▸ Objective
Copy out the records below with each "diff-colorbar-box" changed to "difference-colorbar-box" and nothing else altered. Leave the pictures out.

--- --- ---

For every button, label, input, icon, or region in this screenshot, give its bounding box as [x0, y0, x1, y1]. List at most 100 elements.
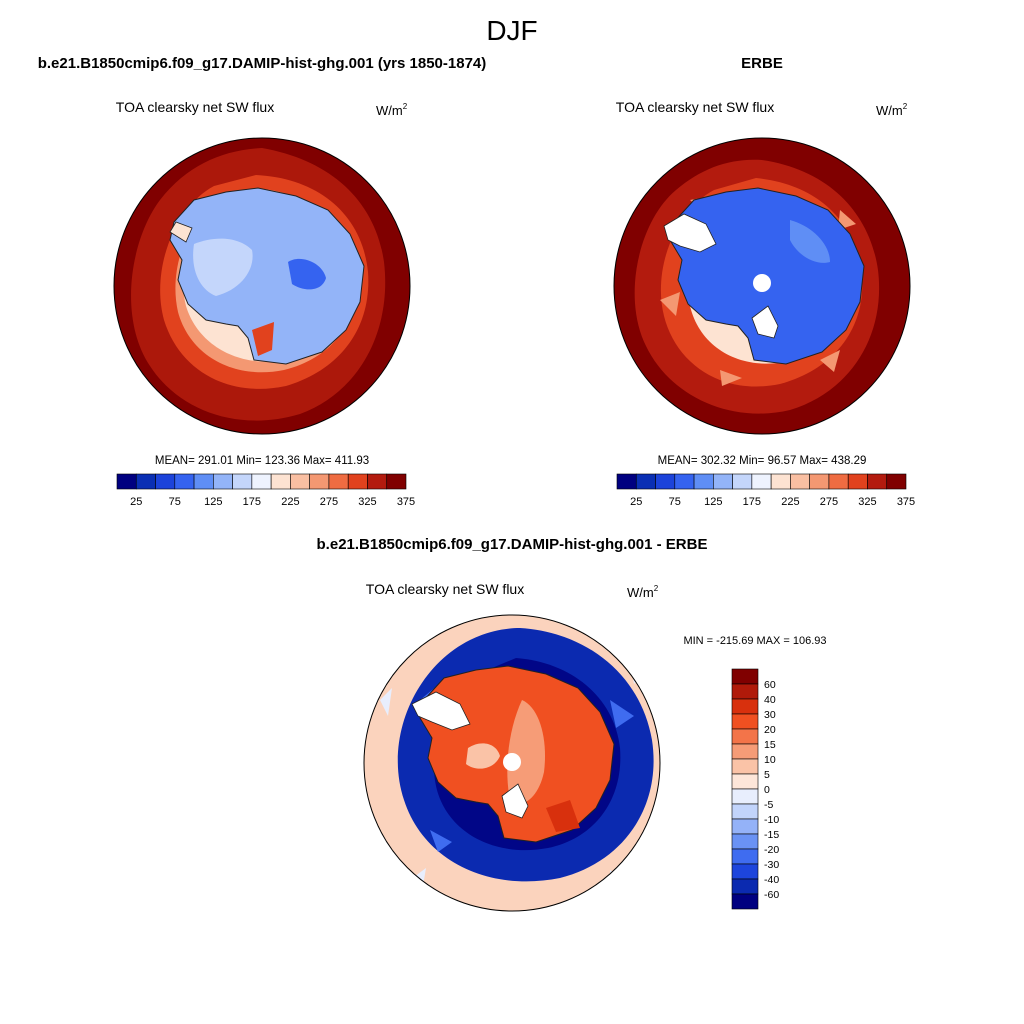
model-colorbar-box — [193, 473, 214, 490]
model-colorbar-box — [232, 473, 253, 490]
diff-colorbar-box — [731, 833, 759, 850]
obs-colorbar-box — [751, 473, 772, 490]
model-colorbar-label: 375 — [397, 496, 415, 508]
diff-colorbar-box — [731, 863, 759, 880]
diff-colorbar-label: 0 — [764, 784, 770, 796]
obs-colorbar-label: 375 — [897, 496, 915, 508]
model-colorbar-box — [174, 473, 195, 490]
obs-colorbar-box — [828, 473, 849, 490]
diff-colorbar-label: 60 — [764, 679, 776, 691]
diff-colorbar-label: -10 — [764, 814, 779, 826]
model-colorbar-label: 325 — [358, 496, 376, 508]
season-title: DJF — [486, 15, 537, 46]
model-colorbar-box — [309, 473, 330, 490]
diff-colorbar-label: 15 — [764, 739, 776, 751]
diff-stats: MIN = -215.69 MAX = 106.93 — [683, 635, 826, 647]
diff-colorbar-box — [731, 893, 759, 910]
obs-colorbar-label: 275 — [820, 496, 838, 508]
obs-colorbar-label: 225 — [781, 496, 799, 508]
model-colorbar-box — [135, 473, 156, 490]
diff-colorbar-label: 40 — [764, 694, 776, 706]
diff-panel-title: b.e21.B1850cmip6.f09_g17.DAMIP-hist-ghg.… — [317, 536, 708, 553]
diff-map — [364, 615, 660, 911]
obs-colorbar-label: 125 — [704, 496, 722, 508]
obs-colorbar-box — [635, 473, 656, 490]
model-colorbar-box — [270, 473, 291, 490]
obs-colorbar-box — [616, 473, 637, 490]
model-colorbar: 25 75 125 175 225 275 325 375 — [116, 473, 415, 508]
diff-colorbar-box — [731, 788, 759, 805]
diff-colorbar-box — [731, 698, 759, 715]
model-colorbar-label: 225 — [281, 496, 299, 508]
diff-variable-label: TOA clearsky net SW flux — [366, 581, 524, 597]
model-colorbar-label: 125 — [204, 496, 222, 508]
model-units-label: W/m2 — [376, 102, 408, 118]
obs-map — [614, 138, 910, 434]
diff-colorbar: 60 40 30 20 15 10 5 0 -5 -10 -15 -20 -30 -40 -60 — [731, 668, 779, 910]
model-stats: MEAN= 291.01 Min= 123.36 Max= 411.93 — [155, 455, 369, 467]
model-colorbar-box — [290, 473, 310, 490]
model-colorbar-box — [251, 473, 272, 490]
obs-colorbar-box — [809, 473, 830, 490]
model-colorbar-box — [386, 473, 407, 490]
obs-stats: MEAN= 302.32 Min= 96.57 Max= 438.29 — [658, 455, 867, 467]
obs-colorbar: 25 75 125 175 225 275 325 375 — [616, 473, 915, 508]
obs-variable-label: TOA clearsky net SW flux — [616, 99, 774, 115]
obs-colorbar-box — [790, 473, 810, 490]
diff-colorbar-box — [731, 848, 759, 865]
diff-colorbar-box — [731, 803, 759, 820]
diff-colorbar-label: 20 — [764, 724, 776, 736]
model-colorbar-box — [347, 473, 368, 490]
diff-colorbar-box — [731, 818, 759, 835]
diff-colorbar-box — [731, 743, 759, 760]
model-variable-label: TOA clearsky net SW flux — [116, 99, 274, 115]
obs-colorbar-label: 75 — [669, 496, 681, 508]
obs-units-label: W/m2 — [876, 102, 908, 118]
model-colorbar-label: 275 — [320, 496, 338, 508]
diff-colorbar-label: 5 — [764, 769, 770, 781]
diff-colorbar-label: 10 — [764, 754, 776, 766]
model-colorbar-box — [328, 473, 349, 490]
model-colorbar-box — [367, 473, 388, 490]
model-colorbar-box — [155, 473, 176, 490]
obs-panel: TOA clearsky net SW flux W/m2 MEAN= 302.… — [613, 99, 915, 508]
obs-colorbar-label: 25 — [630, 496, 642, 508]
obs-colorbar-box — [732, 473, 753, 490]
diff-colorbar-label: 30 — [764, 709, 776, 721]
obs-colorbar-box — [674, 473, 695, 490]
obs-colorbar-box — [693, 473, 714, 490]
diff-colorbar-box — [731, 713, 759, 730]
obs-colorbar-box — [713, 473, 733, 490]
obs-colorbar-box — [770, 473, 791, 490]
model-panel: TOA clearsky net SW flux W/m2 MEAN= 291.… — [113, 99, 415, 508]
diff-colorbar-box — [731, 773, 759, 790]
model-map — [114, 138, 410, 434]
model-colorbar-label: 25 — [130, 496, 142, 508]
diff-colorbar-label: -40 — [764, 874, 779, 886]
diff-colorbar-label: -20 — [764, 844, 779, 856]
diff-colorbar-label: -60 — [764, 889, 779, 901]
obs-panel-title: ERBE — [741, 55, 783, 72]
diff-colorbar-label: -15 — [764, 829, 779, 841]
obs-colorbar-box — [847, 473, 868, 490]
diff-colorbar-box — [731, 728, 759, 745]
diff-colorbar-box — [731, 683, 759, 700]
diff-units-label: W/m2 — [627, 584, 659, 600]
diff-colorbar-label: -30 — [764, 859, 779, 871]
model-panel-title: b.e21.B1850cmip6.f09_g17.DAMIP-hist-ghg.… — [38, 55, 487, 72]
obs-colorbar-box — [655, 473, 676, 490]
diff-panel: b.e21.B1850cmip6.f09_g17.DAMIP-hist-ghg.… — [317, 536, 827, 912]
diff-colorbar-box — [731, 668, 759, 685]
model-colorbar-box — [116, 473, 137, 490]
obs-colorbar-box — [886, 473, 907, 490]
diff-colorbar-label: -5 — [764, 799, 773, 811]
obs-colorbar-label: 175 — [743, 496, 761, 508]
model-colorbar-box — [213, 473, 233, 490]
model-colorbar-label: 175 — [243, 496, 261, 508]
diff-colorbar-box — [731, 758, 759, 775]
obs-colorbar-label: 325 — [858, 496, 876, 508]
obs-colorbar-box — [867, 473, 888, 490]
model-colorbar-label: 75 — [169, 496, 181, 508]
diff-colorbar-box — [731, 878, 759, 895]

--- --- ---

▸ Task output
For every button, label, input, icon, or region in this screenshot, give its bounding box as [x0, y0, x1, y1]. List at most 100 elements.
model-colorbar-box — [193, 473, 214, 490]
model-colorbar-box — [232, 473, 253, 490]
difference-colorbar-box — [731, 833, 759, 850]
obs-colorbar-box — [751, 473, 772, 490]
model-colorbar-label: 375 — [397, 496, 415, 508]
difference-colorbar-box — [731, 863, 759, 880]
diff-colorbar-label: 0 — [764, 784, 770, 796]
obs-colorbar-label: 375 — [897, 496, 915, 508]
model-colorbar-box — [174, 473, 195, 490]
obs-colorbar-box — [828, 473, 849, 490]
diff-colorbar-label: 60 — [764, 679, 776, 691]
diff-colorbar-label: -10 — [764, 814, 779, 826]
model-colorbar-label: 325 — [358, 496, 376, 508]
season-title: DJF — [486, 15, 537, 46]
model-colorbar-box — [309, 473, 330, 490]
diff-colorbar-label: 15 — [764, 739, 776, 751]
diff-stats: MIN = -215.69 MAX = 106.93 — [683, 635, 826, 647]
difference-colorbar-box — [731, 893, 759, 910]
obs-colorbar-label: 275 — [820, 496, 838, 508]
obs-colorbar-label: 225 — [781, 496, 799, 508]
model-colorbar-box — [135, 473, 156, 490]
diff-colorbar-label: 40 — [764, 694, 776, 706]
diff-panel-title: b.e21.B1850cmip6.f09_g17.DAMIP-hist-ghg.… — [317, 536, 708, 553]
diff-map — [364, 615, 660, 911]
obs-colorbar-label: 125 — [704, 496, 722, 508]
obs-colorbar-box — [635, 473, 656, 490]
model-colorbar-box — [270, 473, 291, 490]
obs-colorbar-box — [616, 473, 637, 490]
model-colorbar: 25 75 125 175 225 275 325 375 — [116, 473, 415, 508]
difference-colorbar-box — [731, 788, 759, 805]
difference-colorbar-box — [731, 698, 759, 715]
model-colorbar-label: 225 — [281, 496, 299, 508]
diff-variable-label: TOA clearsky net SW flux — [366, 581, 524, 597]
model-colorbar-label: 125 — [204, 496, 222, 508]
model-units-label: W/m2 — [376, 102, 408, 118]
obs-map — [614, 138, 910, 434]
diff-colorbar: 60 40 30 20 15 10 5 0 -5 -10 -15 -20 -30 -40 -60 — [731, 668, 779, 910]
model-stats: MEAN= 291.01 Min= 123.36 Max= 411.93 — [155, 455, 369, 467]
model-colorbar-box — [290, 473, 310, 490]
model-colorbar-box — [251, 473, 272, 490]
obs-colorbar-box — [809, 473, 830, 490]
model-colorbar-box — [386, 473, 407, 490]
obs-stats: MEAN= 302.32 Min= 96.57 Max= 438.29 — [658, 455, 867, 467]
obs-colorbar: 25 75 125 175 225 275 325 375 — [616, 473, 915, 508]
obs-variable-label: TOA clearsky net SW flux — [616, 99, 774, 115]
obs-colorbar-box — [790, 473, 810, 490]
difference-colorbar-box — [731, 848, 759, 865]
difference-colorbar-box — [731, 803, 759, 820]
diff-colorbar-label: 20 — [764, 724, 776, 736]
model-colorbar-box — [347, 473, 368, 490]
difference-colorbar-box — [731, 818, 759, 835]
difference-colorbar-box — [731, 743, 759, 760]
model-variable-label: TOA clearsky net SW flux — [116, 99, 274, 115]
obs-colorbar-label: 75 — [669, 496, 681, 508]
obs-units-label: W/m2 — [876, 102, 908, 118]
model-colorbar-label: 275 — [320, 496, 338, 508]
diff-colorbar-label: 5 — [764, 769, 770, 781]
diff-colorbar-label: 10 — [764, 754, 776, 766]
model-colorbar-box — [328, 473, 349, 490]
model-colorbar-box — [367, 473, 388, 490]
model-colorbar-box — [155, 473, 176, 490]
obs-panel: TOA clearsky net SW flux W/m2 MEAN= 302.… — [613, 99, 915, 508]
obs-colorbar-label: 25 — [630, 496, 642, 508]
obs-colorbar-box — [732, 473, 753, 490]
diff-colorbar-label: 30 — [764, 709, 776, 721]
obs-colorbar-box — [674, 473, 695, 490]
obs-colorbar-box — [693, 473, 714, 490]
difference-colorbar-box — [731, 713, 759, 730]
obs-colorbar-box — [713, 473, 733, 490]
obs-colorbar-box — [770, 473, 791, 490]
model-panel: TOA clearsky net SW flux W/m2 MEAN= 291.… — [113, 99, 415, 508]
difference-colorbar-box — [731, 773, 759, 790]
model-map — [114, 138, 410, 434]
model-colorbar-label: 25 — [130, 496, 142, 508]
diff-colorbar-label: -40 — [764, 874, 779, 886]
diff-colorbar-label: -20 — [764, 844, 779, 856]
diff-colorbar-label: -60 — [764, 889, 779, 901]
obs-panel-title: ERBE — [741, 55, 783, 72]
diff-colorbar-label: -15 — [764, 829, 779, 841]
obs-colorbar-box — [847, 473, 868, 490]
difference-colorbar-box — [731, 728, 759, 745]
difference-colorbar-box — [731, 683, 759, 700]
diff-units-label: W/m2 — [627, 584, 659, 600]
diff-colorbar-label: -30 — [764, 859, 779, 871]
model-panel-title: b.e21.B1850cmip6.f09_g17.DAMIP-hist-ghg.… — [38, 55, 487, 72]
obs-colorbar-box — [655, 473, 676, 490]
diff-panel: b.e21.B1850cmip6.f09_g17.DAMIP-hist-ghg.… — [317, 536, 827, 912]
difference-colorbar-box — [731, 668, 759, 685]
model-colorbar-box — [116, 473, 137, 490]
obs-colorbar-box — [886, 473, 907, 490]
diff-colorbar-label: -5 — [764, 799, 773, 811]
obs-colorbar-label: 175 — [743, 496, 761, 508]
model-colorbar-box — [213, 473, 233, 490]
model-colorbar-label: 175 — [243, 496, 261, 508]
difference-colorbar-box — [731, 758, 759, 775]
obs-colorbar-label: 325 — [858, 496, 876, 508]
obs-colorbar-box — [867, 473, 888, 490]
model-colorbar-label: 75 — [169, 496, 181, 508]
difference-colorbar-box — [731, 878, 759, 895]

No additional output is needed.